- **Given entries**
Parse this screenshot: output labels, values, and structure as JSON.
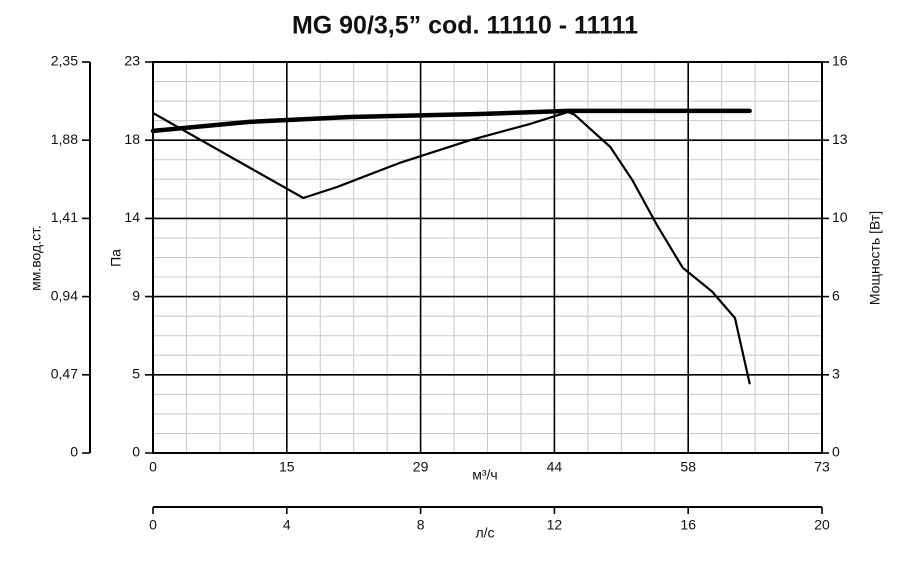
{
  "chart_data": {
    "type": "line",
    "title": "MG 90/3,5” cod. 11110 - 11111",
    "ylabel": "Па",
    "ylim": [
      0,
      23
    ],
    "yticks": [
      0,
      {
        "value": 4.6,
        "label": "5"
      },
      {
        "value": 9.2,
        "label": "9"
      },
      {
        "value": 13.8,
        "label": "14"
      },
      {
        "value": 18.4,
        "label": "18"
      },
      23
    ],
    "y2label": "Мощность [Вт]",
    "y2lim": [
      0,
      16
    ],
    "y2ticks": [
      0,
      {
        "value": 3.2,
        "label": "3"
      },
      {
        "value": 6.4,
        "label": "6"
      },
      {
        "value": 9.6,
        "label": "10"
      },
      {
        "value": 12.8,
        "label": "13"
      },
      16
    ],
    "y3label": "мм.вод.ст.",
    "y3lim": [
      0,
      2.35
    ],
    "y3ticks": [
      0,
      {
        "value": 0.47,
        "label": "0,47"
      },
      {
        "value": 0.94,
        "label": "0,94"
      },
      {
        "value": 1.41,
        "label": "1,41"
      },
      {
        "value": 1.88,
        "label": "1,88"
      },
      {
        "value": 2.35,
        "label": "2,35"
      }
    ],
    "xlabel": "м³/ч",
    "xlim": [
      0,
      73
    ],
    "xticks": [
      0,
      {
        "value": 14.6,
        "label": "15"
      },
      {
        "value": 29.2,
        "label": "29"
      },
      {
        "value": 43.8,
        "label": "44"
      },
      {
        "value": 58.4,
        "label": "58"
      },
      73
    ],
    "x2label": "л/с",
    "x2lim": [
      0,
      20
    ],
    "x2ticks": [
      0,
      4,
      8,
      12,
      16,
      20
    ],
    "grid": true,
    "series": [
      {
        "color": "#000000",
        "x": [
          0,
          16.4,
          20.1,
          26.9,
          34.6,
          41.1,
          45.3,
          46.0,
          49.9,
          52.3,
          55.0,
          57.8,
          61.0,
          63.5,
          65.1
        ],
        "values": [
          20.0,
          15.0,
          15.65,
          17.06,
          18.4,
          19.35,
          20.06,
          19.9,
          18.0,
          16.06,
          13.4,
          10.9,
          9.5,
          7.94,
          4.1
        ]
      },
      {
        "color": "#000000",
        "axis": "y2",
        "x": [
          0,
          10.5,
          21.5,
          35.7,
          45.3,
          65.1
        ],
        "values": [
          13.18,
          13.55,
          13.75,
          13.87,
          14.0,
          14.0
        ]
      }
    ]
  }
}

- **The task**
Reproduce the data word for word, excluding its pictures.

- **Right answer**
Parse this screenshot: output labels, values, and structure as JSON.
{
  "chart_data": {
    "type": "line",
    "title": "MG 90/3,5” cod. 11110 - 11111",
    "ylabel": "Па",
    "ylim": [
      0,
      23
    ],
    "yticks": [
      0,
      {
        "value": 4.6,
        "label": "5"
      },
      {
        "value": 9.2,
        "label": "9"
      },
      {
        "value": 13.8,
        "label": "14"
      },
      {
        "value": 18.4,
        "label": "18"
      },
      23
    ],
    "y2label": "Мощность [Вт]",
    "y2lim": [
      0,
      16
    ],
    "y2ticks": [
      0,
      {
        "value": 3.2,
        "label": "3"
      },
      {
        "value": 6.4,
        "label": "6"
      },
      {
        "value": 9.6,
        "label": "10"
      },
      {
        "value": 12.8,
        "label": "13"
      },
      16
    ],
    "y3label": "мм.вод.ст.",
    "y3lim": [
      0,
      2.35
    ],
    "y3ticks": [
      0,
      {
        "value": 0.47,
        "label": "0,47"
      },
      {
        "value": 0.94,
        "label": "0,94"
      },
      {
        "value": 1.41,
        "label": "1,41"
      },
      {
        "value": 1.88,
        "label": "1,88"
      },
      {
        "value": 2.35,
        "label": "2,35"
      }
    ],
    "xlabel": "м³/ч",
    "xlim": [
      0,
      73
    ],
    "xticks": [
      0,
      {
        "value": 14.6,
        "label": "15"
      },
      {
        "value": 29.2,
        "label": "29"
      },
      {
        "value": 43.8,
        "label": "44"
      },
      {
        "value": 58.4,
        "label": "58"
      },
      73
    ],
    "x2label": "л/с",
    "x2lim": [
      0,
      20
    ],
    "x2ticks": [
      0,
      4,
      8,
      12,
      16,
      20
    ],
    "grid": true,
    "series": [
      {
        "color": "#000000",
        "x": [
          0,
          16.4,
          20.1,
          26.9,
          34.6,
          41.1,
          45.3,
          46.0,
          49.9,
          52.3,
          55.0,
          57.8,
          61.0,
          63.5,
          65.1
        ],
        "values": [
          20.0,
          15.0,
          15.65,
          17.06,
          18.4,
          19.35,
          20.06,
          19.9,
          18.0,
          16.06,
          13.4,
          10.9,
          9.5,
          7.94,
          4.1
        ]
      },
      {
        "color": "#000000",
        "axis": "y2",
        "x": [
          0,
          10.5,
          21.5,
          35.7,
          45.3,
          65.1
        ],
        "values": [
          13.18,
          13.55,
          13.75,
          13.87,
          14.0,
          14.0
        ]
      }
    ]
  }
}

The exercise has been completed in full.